AIM OF THE EXERCISE.
Your task is to repeat all of the material exactly.

Start GIVEN RECORDS

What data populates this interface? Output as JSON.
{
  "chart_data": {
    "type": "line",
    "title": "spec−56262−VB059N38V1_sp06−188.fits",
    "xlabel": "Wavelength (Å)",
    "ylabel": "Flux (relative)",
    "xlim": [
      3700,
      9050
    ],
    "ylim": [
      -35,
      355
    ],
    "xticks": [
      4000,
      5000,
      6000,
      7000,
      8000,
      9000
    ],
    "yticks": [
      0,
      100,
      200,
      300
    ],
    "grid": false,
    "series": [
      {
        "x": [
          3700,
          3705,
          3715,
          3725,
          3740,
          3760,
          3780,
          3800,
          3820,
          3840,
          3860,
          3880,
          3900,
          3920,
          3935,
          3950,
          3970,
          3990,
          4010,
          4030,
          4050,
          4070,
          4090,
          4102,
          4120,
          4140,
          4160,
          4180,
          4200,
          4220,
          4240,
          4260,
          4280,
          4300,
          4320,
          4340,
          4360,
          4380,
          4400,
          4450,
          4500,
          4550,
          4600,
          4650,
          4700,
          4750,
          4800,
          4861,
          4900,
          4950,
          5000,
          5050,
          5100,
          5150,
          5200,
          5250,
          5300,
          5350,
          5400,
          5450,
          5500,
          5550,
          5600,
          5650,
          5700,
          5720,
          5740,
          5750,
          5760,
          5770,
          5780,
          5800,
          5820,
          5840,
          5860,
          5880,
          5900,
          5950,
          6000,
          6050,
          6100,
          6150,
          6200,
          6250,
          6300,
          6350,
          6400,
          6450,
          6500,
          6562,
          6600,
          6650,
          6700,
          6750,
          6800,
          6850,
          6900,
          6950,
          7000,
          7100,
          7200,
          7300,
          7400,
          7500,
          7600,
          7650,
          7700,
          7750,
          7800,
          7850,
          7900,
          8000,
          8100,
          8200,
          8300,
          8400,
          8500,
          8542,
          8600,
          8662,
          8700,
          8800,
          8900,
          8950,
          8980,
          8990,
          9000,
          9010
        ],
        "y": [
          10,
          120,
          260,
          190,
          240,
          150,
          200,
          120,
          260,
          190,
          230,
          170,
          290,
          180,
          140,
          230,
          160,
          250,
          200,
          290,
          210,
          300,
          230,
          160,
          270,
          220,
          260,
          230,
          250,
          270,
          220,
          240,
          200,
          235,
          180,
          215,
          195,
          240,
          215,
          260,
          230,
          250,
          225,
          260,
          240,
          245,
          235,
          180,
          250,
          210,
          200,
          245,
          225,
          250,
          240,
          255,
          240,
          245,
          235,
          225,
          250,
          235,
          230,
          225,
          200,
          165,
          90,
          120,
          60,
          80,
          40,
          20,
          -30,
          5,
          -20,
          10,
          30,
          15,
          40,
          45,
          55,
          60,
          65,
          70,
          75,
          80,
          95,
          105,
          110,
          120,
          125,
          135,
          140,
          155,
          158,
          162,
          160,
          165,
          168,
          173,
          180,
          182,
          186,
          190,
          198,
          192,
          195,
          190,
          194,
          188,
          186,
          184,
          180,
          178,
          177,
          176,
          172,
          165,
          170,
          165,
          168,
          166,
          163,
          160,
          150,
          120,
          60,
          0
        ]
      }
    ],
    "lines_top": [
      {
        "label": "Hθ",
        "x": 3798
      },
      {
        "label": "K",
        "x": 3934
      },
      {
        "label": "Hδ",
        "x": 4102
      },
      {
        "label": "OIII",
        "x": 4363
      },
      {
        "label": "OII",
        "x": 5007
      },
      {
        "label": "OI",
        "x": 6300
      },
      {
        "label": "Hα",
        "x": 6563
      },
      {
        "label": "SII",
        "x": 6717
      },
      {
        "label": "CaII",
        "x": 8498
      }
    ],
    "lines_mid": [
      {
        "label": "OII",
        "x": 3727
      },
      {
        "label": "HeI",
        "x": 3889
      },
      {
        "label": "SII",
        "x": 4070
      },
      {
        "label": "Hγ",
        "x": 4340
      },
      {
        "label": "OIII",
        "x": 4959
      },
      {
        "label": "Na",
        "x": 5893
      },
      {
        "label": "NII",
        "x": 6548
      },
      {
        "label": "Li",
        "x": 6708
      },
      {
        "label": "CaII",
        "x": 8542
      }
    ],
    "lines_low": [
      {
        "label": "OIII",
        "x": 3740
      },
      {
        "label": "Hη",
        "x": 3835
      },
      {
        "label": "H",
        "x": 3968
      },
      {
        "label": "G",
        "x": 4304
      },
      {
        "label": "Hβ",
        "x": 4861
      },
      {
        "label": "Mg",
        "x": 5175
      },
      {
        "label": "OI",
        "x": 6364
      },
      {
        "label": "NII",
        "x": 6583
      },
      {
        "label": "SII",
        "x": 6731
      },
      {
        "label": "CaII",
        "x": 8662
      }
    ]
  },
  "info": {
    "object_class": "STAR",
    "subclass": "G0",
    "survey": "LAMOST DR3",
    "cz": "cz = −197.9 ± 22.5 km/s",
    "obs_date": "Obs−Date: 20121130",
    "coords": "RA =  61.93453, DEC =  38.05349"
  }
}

End GIVEN RECORDS

CORRECT OUTPUT.
What data populates this interface? Output as JSON.
{
  "chart_data": {
    "type": "line",
    "title": "spec−56262−VB059N38V1_sp06−188.fits",
    "xlabel": "Wavelength (Å)",
    "ylabel": "Flux (relative)",
    "xlim": [
      3700,
      9050
    ],
    "ylim": [
      -35,
      355
    ],
    "xticks": [
      4000,
      5000,
      6000,
      7000,
      8000,
      9000
    ],
    "yticks": [
      0,
      100,
      200,
      300
    ],
    "grid": false,
    "series": [
      {
        "x": [
          3700,
          3705,
          3715,
          3725,
          3740,
          3760,
          3780,
          3800,
          3820,
          3840,
          3860,
          3880,
          3900,
          3920,
          3935,
          3950,
          3970,
          3990,
          4010,
          4030,
          4050,
          4070,
          4090,
          4102,
          4120,
          4140,
          4160,
          4180,
          4200,
          4220,
          4240,
          4260,
          4280,
          4300,
          4320,
          4340,
          4360,
          4380,
          4400,
          4450,
          4500,
          4550,
          4600,
          4650,
          4700,
          4750,
          4800,
          4861,
          4900,
          4950,
          5000,
          5050,
          5100,
          5150,
          5200,
          5250,
          5300,
          5350,
          5400,
          5450,
          5500,
          5550,
          5600,
          5650,
          5700,
          5720,
          5740,
          5750,
          5760,
          5770,
          5780,
          5800,
          5820,
          5840,
          5860,
          5880,
          5900,
          5950,
          6000,
          6050,
          6100,
          6150,
          6200,
          6250,
          6300,
          6350,
          6400,
          6450,
          6500,
          6562,
          6600,
          6650,
          6700,
          6750,
          6800,
          6850,
          6900,
          6950,
          7000,
          7100,
          7200,
          7300,
          7400,
          7500,
          7600,
          7650,
          7700,
          7750,
          7800,
          7850,
          7900,
          8000,
          8100,
          8200,
          8300,
          8400,
          8500,
          8542,
          8600,
          8662,
          8700,
          8800,
          8900,
          8950,
          8980,
          8990,
          9000,
          9010
        ],
        "y": [
          10,
          120,
          260,
          190,
          240,
          150,
          200,
          120,
          260,
          190,
          230,
          170,
          290,
          180,
          140,
          230,
          160,
          250,
          200,
          290,
          210,
          300,
          230,
          160,
          270,
          220,
          260,
          230,
          250,
          270,
          220,
          240,
          200,
          235,
          180,
          215,
          195,
          240,
          215,
          260,
          230,
          250,
          225,
          260,
          240,
          245,
          235,
          180,
          250,
          210,
          200,
          245,
          225,
          250,
          240,
          255,
          240,
          245,
          235,
          225,
          250,
          235,
          230,
          225,
          200,
          165,
          90,
          120,
          60,
          80,
          40,
          20,
          -30,
          5,
          -20,
          10,
          30,
          15,
          40,
          45,
          55,
          60,
          65,
          70,
          75,
          80,
          95,
          105,
          110,
          120,
          125,
          135,
          140,
          155,
          158,
          162,
          160,
          165,
          168,
          173,
          180,
          182,
          186,
          190,
          198,
          192,
          195,
          190,
          194,
          188,
          186,
          184,
          180,
          178,
          177,
          176,
          172,
          165,
          170,
          165,
          168,
          166,
          163,
          160,
          150,
          120,
          60,
          0
        ]
      }
    ],
    "lines_top": [
      {
        "label": "Hθ",
        "x": 3798
      },
      {
        "label": "K",
        "x": 3934
      },
      {
        "label": "Hδ",
        "x": 4102
      },
      {
        "label": "OIII",
        "x": 4363
      },
      {
        "label": "OII",
        "x": 5007
      },
      {
        "label": "OI",
        "x": 6300
      },
      {
        "label": "Hα",
        "x": 6563
      },
      {
        "label": "SII",
        "x": 6717
      },
      {
        "label": "CaII",
        "x": 8498
      }
    ],
    "lines_mid": [
      {
        "label": "OII",
        "x": 3727
      },
      {
        "label": "HeI",
        "x": 3889
      },
      {
        "label": "SII",
        "x": 4070
      },
      {
        "label": "Hγ",
        "x": 4340
      },
      {
        "label": "OIII",
        "x": 4959
      },
      {
        "label": "Na",
        "x": 5893
      },
      {
        "label": "NII",
        "x": 6548
      },
      {
        "label": "Li",
        "x": 6708
      },
      {
        "label": "CaII",
        "x": 8542
      }
    ],
    "lines_low": [
      {
        "label": "OIII",
        "x": 3740
      },
      {
        "label": "Hη",
        "x": 3835
      },
      {
        "label": "H",
        "x": 3968
      },
      {
        "label": "G",
        "x": 4304
      },
      {
        "label": "Hβ",
        "x": 4861
      },
      {
        "label": "Mg",
        "x": 5175
      },
      {
        "label": "OI",
        "x": 6364
      },
      {
        "label": "NII",
        "x": 6583
      },
      {
        "label": "SII",
        "x": 6731
      },
      {
        "label": "CaII",
        "x": 8662
      }
    ]
  },
  "info": {
    "object_class": "STAR",
    "subclass": "G0",
    "survey": "LAMOST DR3",
    "cz": "cz = −197.9 ± 22.5 km/s",
    "obs_date": "Obs−Date: 20121130",
    "coords": "RA =  61.93453, DEC =  38.05349"
  }
}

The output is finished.